Return every record below exactly as written, but leave out the pictures.
◆ ◆ ◆ ◆ ◆ ◆ ◆
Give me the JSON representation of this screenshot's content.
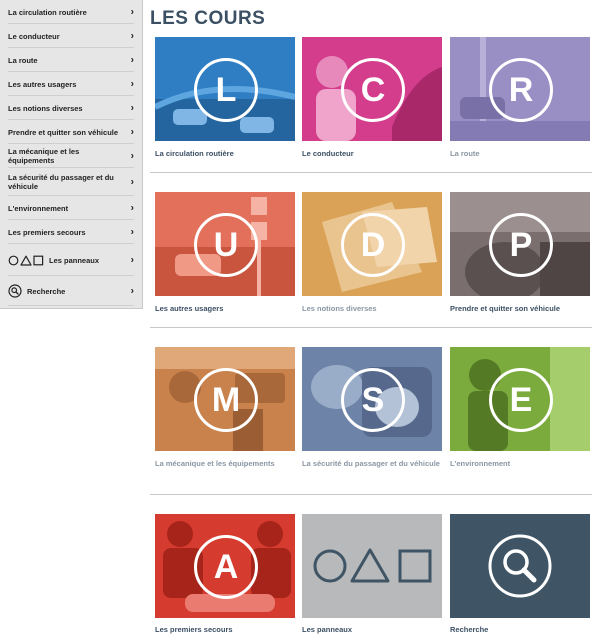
{
  "title": "LES COURS",
  "sidebar": {
    "items": [
      {
        "label": "La circulation routière"
      },
      {
        "label": "Le conducteur"
      },
      {
        "label": "La route"
      },
      {
        "label": "Les autres usagers"
      },
      {
        "label": "Les notions diverses"
      },
      {
        "label": "Prendre et quitter son véhicule"
      },
      {
        "label": "La mécanique et les équipements"
      },
      {
        "label": "La sécurité du passager et du véhicule"
      },
      {
        "label": "L'environnement"
      },
      {
        "label": "Les premiers secours"
      },
      {
        "label": "Les panneaux"
      },
      {
        "label": "Recherche"
      }
    ]
  },
  "cards": [
    {
      "letter": "L",
      "caption": "La circulation routière",
      "color": "#2f7ec4"
    },
    {
      "letter": "C",
      "caption": "Le conducteur",
      "color": "#d43d8c"
    },
    {
      "letter": "R",
      "caption": "La route",
      "color": "#9a8fc4"
    },
    {
      "letter": "U",
      "caption": "Les autres usagers",
      "color": "#e2705a"
    },
    {
      "letter": "D",
      "caption": "Les notions diverses",
      "color": "#d9a257"
    },
    {
      "letter": "P",
      "caption": "Prendre et quitter son véhicule",
      "color": "#7a6e6e"
    },
    {
      "letter": "M",
      "caption": "La mécanique et les équipements",
      "color": "#c9824c"
    },
    {
      "letter": "S",
      "caption": "La sécurité du passager et du véhicule",
      "color": "#6d84a8"
    },
    {
      "letter": "E",
      "caption": "L'environnement",
      "color": "#7cab3d"
    },
    {
      "letter": "A",
      "caption": "Les premiers secours",
      "color": "#d63b30"
    },
    {
      "letter": "",
      "caption": "Les panneaux",
      "color": "#b7b9ba"
    },
    {
      "letter": "",
      "caption": "Recherche",
      "color": "#3f5565"
    }
  ]
}
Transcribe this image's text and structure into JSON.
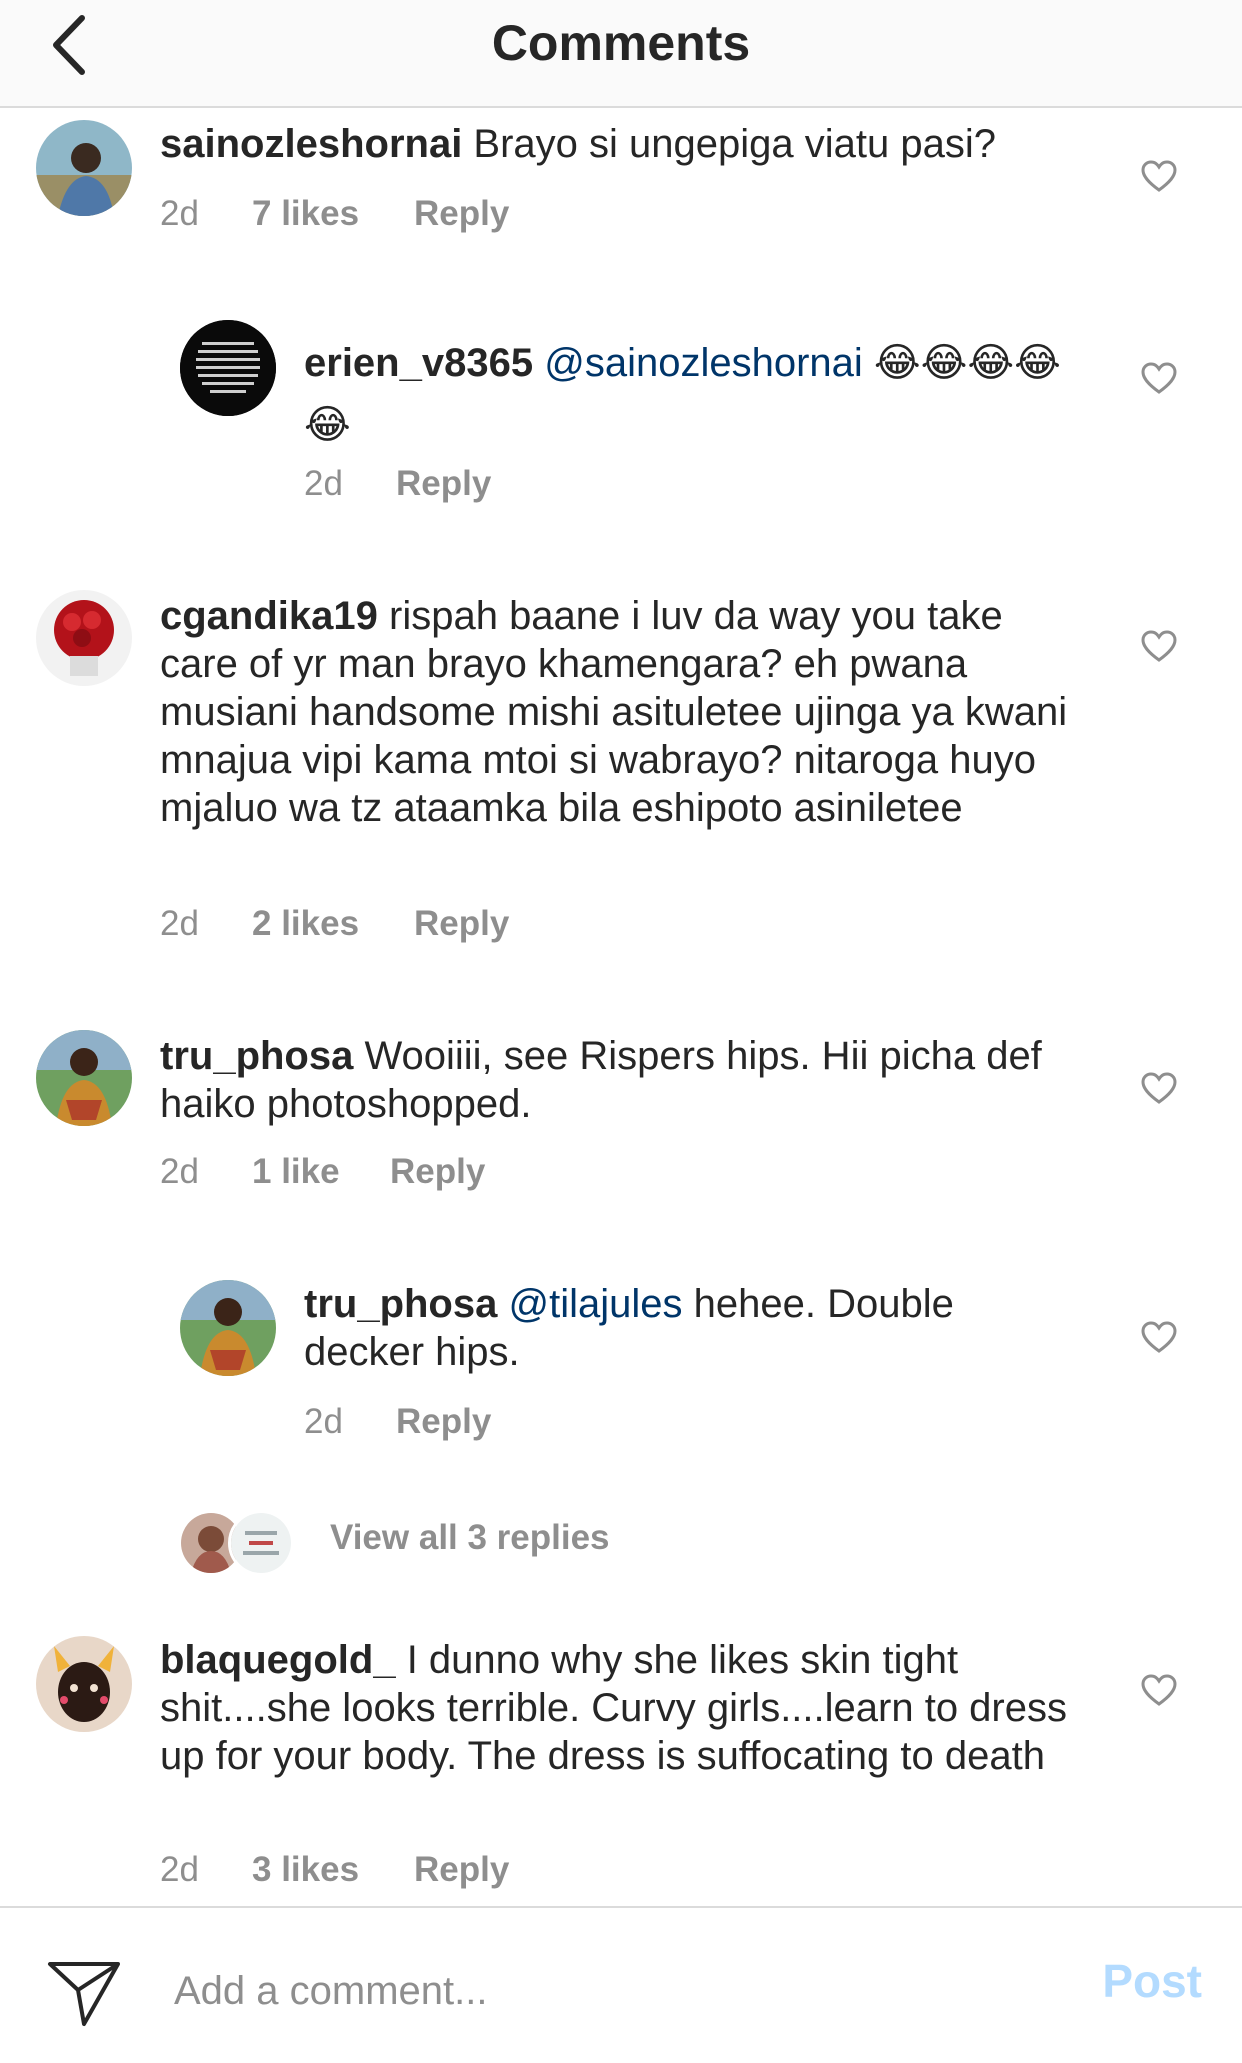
{
  "header": {
    "title": "Comments"
  },
  "comments": [
    {
      "username": "sainozleshornai",
      "text": " Brayo si ungepiga viatu pasi?",
      "time": "2d",
      "likes": "7 likes",
      "reply": "Reply"
    },
    {
      "username": "erien_v8365",
      "mention": "@sainozleshornai",
      "text": " 😂😂😂😂😂",
      "time": "2d",
      "reply": "Reply"
    },
    {
      "username": "cgandika19",
      "text": " rispah baane i luv da way you take care of yr man brayo khamengara? eh pwana musiani handsome mishi asituletee ujinga ya kwani mnajua vipi kama mtoi si wabrayo? nitaroga huyo mjaluo wa tz ataamka bila eshipoto asiniletee",
      "time": "2d",
      "likes": "2 likes",
      "reply": "Reply"
    },
    {
      "username": "tru_phosa",
      "text": " Wooiiii, see Rispers hips. Hii picha def haiko photoshopped.",
      "time": "2d",
      "likes": "1 like",
      "reply": "Reply"
    },
    {
      "username": "tru_phosa",
      "mention": "@tilajules",
      "text": " hehee. Double decker hips.",
      "time": "2d",
      "reply": "Reply"
    },
    {
      "username": "blaquegold_",
      "text": " I dunno why she likes skin tight shit....she looks terrible. Curvy girls....learn to dress up for your body. The dress is suffocating to death",
      "time": "2d",
      "likes": "3 likes",
      "reply": "Reply"
    }
  ],
  "view_replies": "View all 3 replies",
  "footer": {
    "placeholder": "Add a comment...",
    "post_label": "Post"
  },
  "colors": {
    "mention": "#003569",
    "meta": "#8e8e8e",
    "post_disabled": "#b3dbff"
  },
  "icons": {
    "back": "chevron-left-icon",
    "like": "heart-outline-icon",
    "send": "paper-plane-icon"
  }
}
◆ ◆ ◆ ◆ ◆ ◆ ◆
▸ **EXERCISE ANSWER**
Give me the JSON representation of this screenshot's content.
{
  "title": "LES COURS",
  "sidebar": {
    "items": [
      {
        "label": "La circulation routière"
      },
      {
        "label": "Le conducteur"
      },
      {
        "label": "La route"
      },
      {
        "label": "Les autres usagers"
      },
      {
        "label": "Les notions diverses"
      },
      {
        "label": "Prendre et quitter son véhicule"
      },
      {
        "label": "La mécanique et les équipements"
      },
      {
        "label": "La sécurité du passager et du véhicule"
      },
      {
        "label": "L'environnement"
      },
      {
        "label": "Les premiers secours"
      },
      {
        "label": "Les panneaux"
      },
      {
        "label": "Recherche"
      }
    ]
  },
  "cards": [
    {
      "letter": "L",
      "caption": "La circulation routière",
      "color": "#2f7ec4"
    },
    {
      "letter": "C",
      "caption": "Le conducteur",
      "color": "#d43d8c"
    },
    {
      "letter": "R",
      "caption": "La route",
      "color": "#9a8fc4"
    },
    {
      "letter": "U",
      "caption": "Les autres usagers",
      "color": "#e2705a"
    },
    {
      "letter": "D",
      "caption": "Les notions diverses",
      "color": "#d9a257"
    },
    {
      "letter": "P",
      "caption": "Prendre et quitter son véhicule",
      "color": "#7a6e6e"
    },
    {
      "letter": "M",
      "caption": "La mécanique et les équipements",
      "color": "#c9824c"
    },
    {
      "letter": "S",
      "caption": "La sécurité du passager et du véhicule",
      "color": "#6d84a8"
    },
    {
      "letter": "E",
      "caption": "L'environnement",
      "color": "#7cab3d"
    },
    {
      "letter": "A",
      "caption": "Les premiers secours",
      "color": "#d63b30"
    },
    {
      "letter": "",
      "caption": "Les panneaux",
      "color": "#b7b9ba"
    },
    {
      "letter": "",
      "caption": "Recherche",
      "color": "#3f5565"
    }
  ]
}
Transcribe this image's text and structure into JSON.
{
  "header": {
    "title": "Comments"
  },
  "comments": [
    {
      "username": "sainozleshornai",
      "text": " Brayo si ungepiga viatu pasi?",
      "time": "2d",
      "likes": "7 likes",
      "reply": "Reply"
    },
    {
      "username": "erien_v8365",
      "mention": "@sainozleshornai",
      "text": " 😂😂😂😂😂",
      "time": "2d",
      "reply": "Reply"
    },
    {
      "username": "cgandika19",
      "text": " rispah baane i luv da way you take care of yr man brayo khamengara? eh pwana musiani handsome mishi asituletee ujinga ya kwani mnajua vipi kama mtoi si wabrayo? nitaroga huyo mjaluo wa tz ataamka bila eshipoto asiniletee",
      "time": "2d",
      "likes": "2 likes",
      "reply": "Reply"
    },
    {
      "username": "tru_phosa",
      "text": " Wooiiii, see Rispers hips. Hii picha def haiko photoshopped.",
      "time": "2d",
      "likes": "1 like",
      "reply": "Reply"
    },
    {
      "username": "tru_phosa",
      "mention": "@tilajules",
      "text": " hehee. Double decker hips.",
      "time": "2d",
      "reply": "Reply"
    },
    {
      "username": "blaquegold_",
      "text": " I dunno why she likes skin tight shit....she looks terrible. Curvy girls....learn to dress up for your body. The dress is suffocating to death",
      "time": "2d",
      "likes": "3 likes",
      "reply": "Reply"
    }
  ],
  "view_replies": "View all 3 replies",
  "footer": {
    "placeholder": "Add a comment...",
    "post_label": "Post"
  },
  "colors": {
    "mention": "#003569",
    "meta": "#8e8e8e",
    "post_disabled": "#b3dbff"
  },
  "icons": {
    "back": "chevron-left-icon",
    "like": "heart-outline-icon",
    "send": "paper-plane-icon"
  }
}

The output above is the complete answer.